───── INPUT ─────
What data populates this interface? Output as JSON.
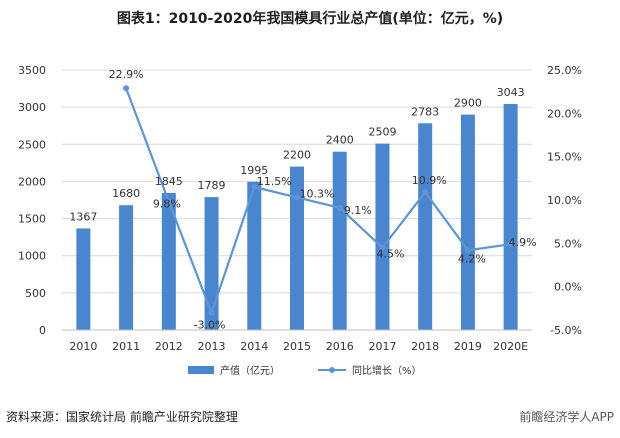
{
  "title": "图表1：2010-2020年我国模具行业总产值(单位：亿元，%)",
  "source": "资料来源：国家统计局 前瞻产业研究院整理",
  "watermark": "前瞻经济学人APP",
  "colors": {
    "bar": "#4a86d0",
    "line": "#5b95d6",
    "grid": "#d9d9d9",
    "text": "#333333"
  },
  "chart_data": {
    "type": "bar",
    "categories": [
      "2010",
      "2011",
      "2012",
      "2013",
      "2014",
      "2015",
      "2016",
      "2017",
      "2018",
      "2019",
      "2020E"
    ],
    "series": [
      {
        "name": "产值（亿元）",
        "type": "bar",
        "axis": "left",
        "values": [
          1367,
          1680,
          1845,
          1789,
          1995,
          2200,
          2400,
          2509,
          2783,
          2900,
          3043
        ],
        "labels": [
          "1367",
          "1680",
          "1845",
          "1789",
          "1995",
          "2200",
          "2400",
          "2509",
          "2783",
          "2900",
          "3043"
        ]
      },
      {
        "name": "同比增长（%）",
        "type": "line",
        "axis": "right",
        "values": [
          null,
          22.9,
          9.8,
          -3.0,
          11.5,
          10.3,
          9.1,
          4.5,
          10.9,
          4.2,
          4.9
        ],
        "labels": [
          "",
          "22.9%",
          "9.8%",
          "-3.0%",
          "11.5%",
          "10.3%",
          "9.1%",
          "4.5%",
          "10.9%",
          "4.2%",
          "4.9%"
        ]
      }
    ],
    "ylim_left": [
      0,
      3500
    ],
    "yticks_left": [
      "0",
      "500",
      "1000",
      "1500",
      "2000",
      "2500",
      "3000",
      "3500"
    ],
    "ylim_right": [
      -5,
      25
    ],
    "yticks_right": [
      "-5.0%",
      "0.0%",
      "5.0%",
      "10.0%",
      "15.0%",
      "20.0%",
      "25.0%"
    ],
    "grid": true,
    "legend_position": "bottom"
  }
}
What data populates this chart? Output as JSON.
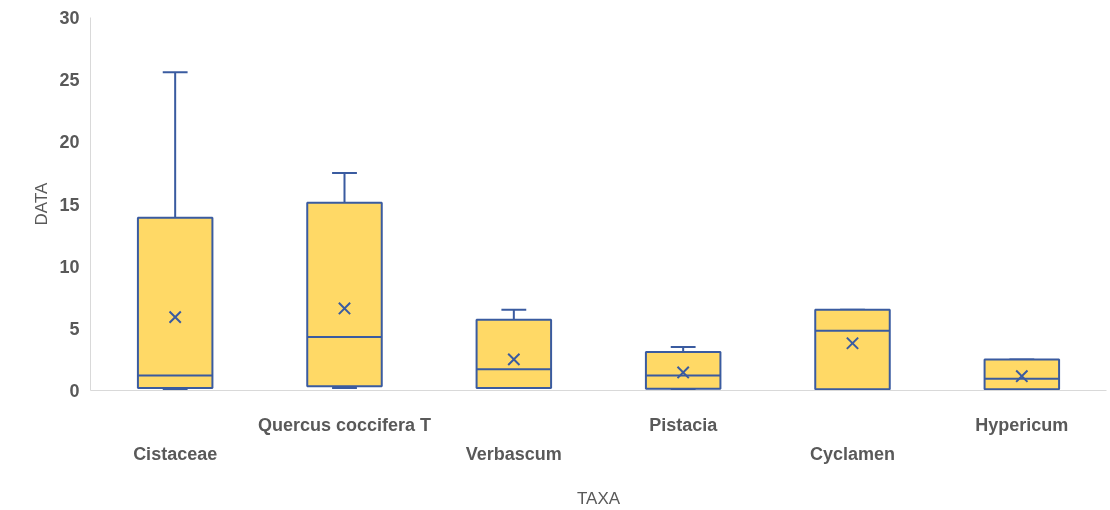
{
  "chart_data": {
    "type": "box",
    "xlabel": "TAXA",
    "ylabel": "DATA",
    "categories": [
      "Cistaceae",
      "Quercus coccifera T",
      "Verbascum",
      "Pistacia",
      "Cyclamen",
      "Hypericum"
    ],
    "series": [
      {
        "color": "#ffd966",
        "boxes": [
          {
            "low": 0.1,
            "q1": 0.2,
            "median": 1.2,
            "q3": 13.9,
            "high": 25.6,
            "mean": 5.9
          },
          {
            "low": 0.2,
            "q1": 0.35,
            "median": 4.3,
            "q3": 15.1,
            "high": 17.5,
            "mean": 6.6
          },
          {
            "low": 0.2,
            "q1": 0.2,
            "median": 1.7,
            "q3": 5.7,
            "high": 6.5,
            "mean": 2.5
          },
          {
            "low": 0.1,
            "q1": 0.15,
            "median": 1.2,
            "q3": 3.1,
            "high": 3.5,
            "mean": 1.45
          },
          {
            "low": 0.1,
            "q1": 0.1,
            "median": 4.8,
            "q3": 6.5,
            "high": 6.5,
            "mean": 3.8
          },
          {
            "low": 0.1,
            "q1": 0.1,
            "median": 0.95,
            "q3": 2.5,
            "high": 2.5,
            "mean": 1.15
          }
        ]
      }
    ],
    "ylim": [
      0,
      30
    ],
    "yticks": [
      0,
      5,
      10,
      15,
      20,
      25,
      30
    ],
    "marker": "cross",
    "grid": false
  }
}
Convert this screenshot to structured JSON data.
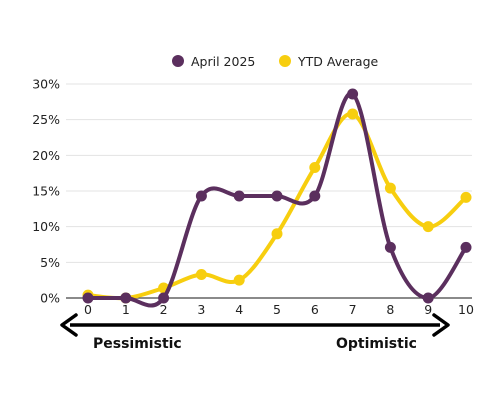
{
  "chart_data": {
    "type": "line",
    "title": "",
    "xlabel": "",
    "ylabel": "",
    "categories": [
      "0",
      "1",
      "2",
      "3",
      "4",
      "5",
      "6",
      "7",
      "8",
      "9",
      "10"
    ],
    "x": [
      0,
      1,
      2,
      3,
      4,
      5,
      6,
      7,
      8,
      9,
      10
    ],
    "y_ticks": [
      "0%",
      "5%",
      "10%",
      "15%",
      "20%",
      "25%",
      "30%"
    ],
    "ylim": [
      0,
      30
    ],
    "y_unit": "%",
    "grid": "horizontal",
    "legend_position": "top",
    "smooth": true,
    "series": [
      {
        "name": "April 2025",
        "color": "#5b2f5e",
        "values": [
          0,
          0,
          0,
          14.3,
          14.3,
          14.3,
          14.3,
          28.6,
          7.1,
          0,
          7.1
        ]
      },
      {
        "name": "YTD Average",
        "color": "#f7ce0f",
        "values": [
          0.4,
          0,
          1.4,
          3.3,
          2.5,
          9.0,
          18.3,
          25.8,
          15.4,
          10.0,
          14.1
        ]
      }
    ],
    "scale_labels": {
      "left": "Pessimistic",
      "right": "Optimistic"
    }
  }
}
─────
- **WHAT YOU ARE ASKED TO DO**
Leave the pictures out and reproduce each record exactly as written.

- **RESULT**
What data populates this interface? Output as JSON.
{
  "title": "图表1：2010-2020年我国模具行业总产值(单位：亿元，%)",
  "source": "资料来源：国家统计局 前瞻产业研究院整理",
  "watermark": "前瞻经济学人APP",
  "colors": {
    "bar": "#4a86d0",
    "line": "#5b95d6",
    "grid": "#d9d9d9",
    "text": "#333333"
  },
  "chart_data": {
    "type": "bar",
    "categories": [
      "2010",
      "2011",
      "2012",
      "2013",
      "2014",
      "2015",
      "2016",
      "2017",
      "2018",
      "2019",
      "2020E"
    ],
    "series": [
      {
        "name": "产值（亿元）",
        "type": "bar",
        "axis": "left",
        "values": [
          1367,
          1680,
          1845,
          1789,
          1995,
          2200,
          2400,
          2509,
          2783,
          2900,
          3043
        ],
        "labels": [
          "1367",
          "1680",
          "1845",
          "1789",
          "1995",
          "2200",
          "2400",
          "2509",
          "2783",
          "2900",
          "3043"
        ]
      },
      {
        "name": "同比增长（%）",
        "type": "line",
        "axis": "right",
        "values": [
          null,
          22.9,
          9.8,
          -3.0,
          11.5,
          10.3,
          9.1,
          4.5,
          10.9,
          4.2,
          4.9
        ],
        "labels": [
          "",
          "22.9%",
          "9.8%",
          "-3.0%",
          "11.5%",
          "10.3%",
          "9.1%",
          "4.5%",
          "10.9%",
          "4.2%",
          "4.9%"
        ]
      }
    ],
    "ylim_left": [
      0,
      3500
    ],
    "yticks_left": [
      "0",
      "500",
      "1000",
      "1500",
      "2000",
      "2500",
      "3000",
      "3500"
    ],
    "ylim_right": [
      -5,
      25
    ],
    "yticks_right": [
      "-5.0%",
      "0.0%",
      "5.0%",
      "10.0%",
      "15.0%",
      "20.0%",
      "25.0%"
    ],
    "grid": true,
    "legend_position": "bottom"
  }
}
What data populates this chart? Output as JSON.
{
  "chart_data": {
    "type": "box",
    "xlabel": "TAXA",
    "ylabel": "DATA",
    "categories": [
      "Cistaceae",
      "Quercus coccifera T",
      "Verbascum",
      "Pistacia",
      "Cyclamen",
      "Hypericum"
    ],
    "series": [
      {
        "color": "#ffd966",
        "boxes": [
          {
            "low": 0.1,
            "q1": 0.2,
            "median": 1.2,
            "q3": 13.9,
            "high": 25.6,
            "mean": 5.9
          },
          {
            "low": 0.2,
            "q1": 0.35,
            "median": 4.3,
            "q3": 15.1,
            "high": 17.5,
            "mean": 6.6
          },
          {
            "low": 0.2,
            "q1": 0.2,
            "median": 1.7,
            "q3": 5.7,
            "high": 6.5,
            "mean": 2.5
          },
          {
            "low": 0.1,
            "q1": 0.15,
            "median": 1.2,
            "q3": 3.1,
            "high": 3.5,
            "mean": 1.45
          },
          {
            "low": 0.1,
            "q1": 0.1,
            "median": 4.8,
            "q3": 6.5,
            "high": 6.5,
            "mean": 3.8
          },
          {
            "low": 0.1,
            "q1": 0.1,
            "median": 0.95,
            "q3": 2.5,
            "high": 2.5,
            "mean": 1.15
          }
        ]
      }
    ],
    "ylim": [
      0,
      30
    ],
    "yticks": [
      0,
      5,
      10,
      15,
      20,
      25,
      30
    ],
    "marker": "cross",
    "grid": false
  }
}
Convert this screenshot to structured JSON data.
{
  "chart_data": {
    "type": "line",
    "title": "",
    "xlabel": "",
    "ylabel": "",
    "categories": [
      "0",
      "1",
      "2",
      "3",
      "4",
      "5",
      "6",
      "7",
      "8",
      "9",
      "10"
    ],
    "x": [
      0,
      1,
      2,
      3,
      4,
      5,
      6,
      7,
      8,
      9,
      10
    ],
    "y_ticks": [
      "0%",
      "5%",
      "10%",
      "15%",
      "20%",
      "25%",
      "30%"
    ],
    "ylim": [
      0,
      30
    ],
    "y_unit": "%",
    "grid": "horizontal",
    "legend_position": "top",
    "smooth": true,
    "series": [
      {
        "name": "April 2025",
        "color": "#5b2f5e",
        "values": [
          0,
          0,
          0,
          14.3,
          14.3,
          14.3,
          14.3,
          28.6,
          7.1,
          0,
          7.1
        ]
      },
      {
        "name": "YTD Average",
        "color": "#f7ce0f",
        "values": [
          0.4,
          0,
          1.4,
          3.3,
          2.5,
          9.0,
          18.3,
          25.8,
          15.4,
          10.0,
          14.1
        ]
      }
    ],
    "scale_labels": {
      "left": "Pessimistic",
      "right": "Optimistic"
    }
  }
}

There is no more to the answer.